◆ **REQUIRED TASK**
Reproduce every entry exactly and leave its pictures out.

◆ **DATA SHOWN**
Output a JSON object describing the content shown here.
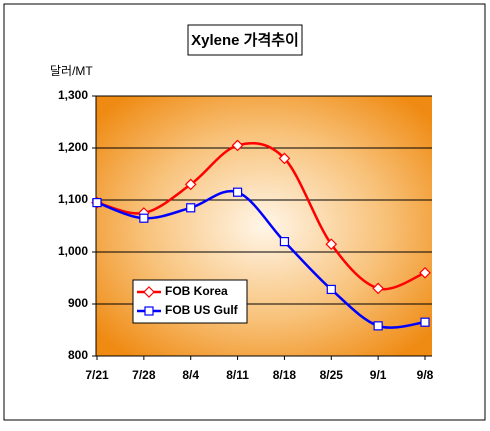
{
  "chart_data": {
    "type": "line",
    "title": "Xylene 가격추이",
    "y_axis_label": "달러/MT",
    "categories": [
      "7/21",
      "7/28",
      "8/4",
      "8/11",
      "8/18",
      "8/25",
      "9/1",
      "9/8"
    ],
    "series": [
      {
        "name": "FOB Korea",
        "color": "#ff0000",
        "marker": "diamond",
        "values": [
          1095,
          1075,
          1130,
          1205,
          1180,
          1015,
          930,
          960
        ]
      },
      {
        "name": "FOB US Gulf",
        "color": "#0000ff",
        "marker": "square",
        "values": [
          1095,
          1065,
          1085,
          1115,
          1020,
          928,
          858,
          865
        ]
      }
    ],
    "ylim": [
      800,
      1300
    ],
    "yticks": [
      {
        "value": 800,
        "label": "800"
      },
      {
        "value": 900,
        "label": "900"
      },
      {
        "value": 1000,
        "label": "1,000"
      },
      {
        "value": 1100,
        "label": "1,100"
      },
      {
        "value": 1200,
        "label": "1,200"
      },
      {
        "value": 1300,
        "label": "1,300"
      }
    ],
    "grid": true,
    "smooth": true
  }
}
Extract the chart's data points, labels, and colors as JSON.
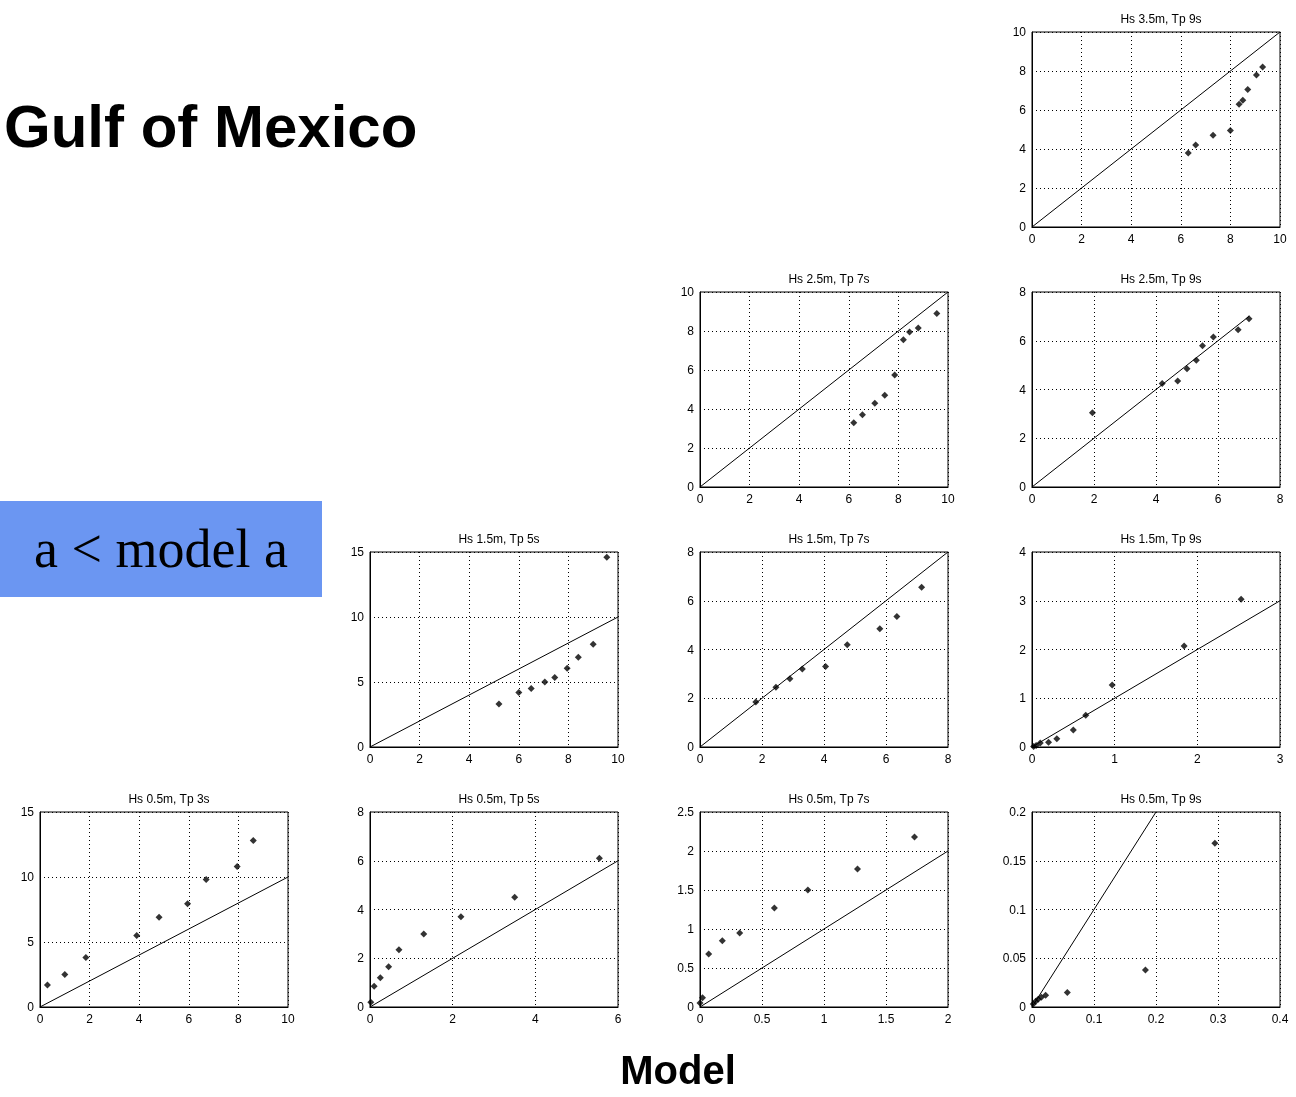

◆ **SOLUTION FOR THIS EXERCISE**
Output a JSON object describing the content shown here.
{
  "chart_data": {
    "type": "line",
    "title": "Xylene 가격추이",
    "y_axis_label": "달러/MT",
    "categories": [
      "7/21",
      "7/28",
      "8/4",
      "8/11",
      "8/18",
      "8/25",
      "9/1",
      "9/8"
    ],
    "series": [
      {
        "name": "FOB Korea",
        "color": "#ff0000",
        "marker": "diamond",
        "values": [
          1095,
          1075,
          1130,
          1205,
          1180,
          1015,
          930,
          960
        ]
      },
      {
        "name": "FOB US Gulf",
        "color": "#0000ff",
        "marker": "square",
        "values": [
          1095,
          1065,
          1085,
          1115,
          1020,
          928,
          858,
          865
        ]
      }
    ],
    "ylim": [
      800,
      1300
    ],
    "yticks": [
      {
        "value": 800,
        "label": "800"
      },
      {
        "value": 900,
        "label": "900"
      },
      {
        "value": 1000,
        "label": "1,000"
      },
      {
        "value": 1100,
        "label": "1,100"
      },
      {
        "value": 1200,
        "label": "1,200"
      },
      {
        "value": 1300,
        "label": "1,300"
      }
    ],
    "grid": true,
    "smooth": true
  }
}
Extract the chart's data points, labels, and colors as JSON.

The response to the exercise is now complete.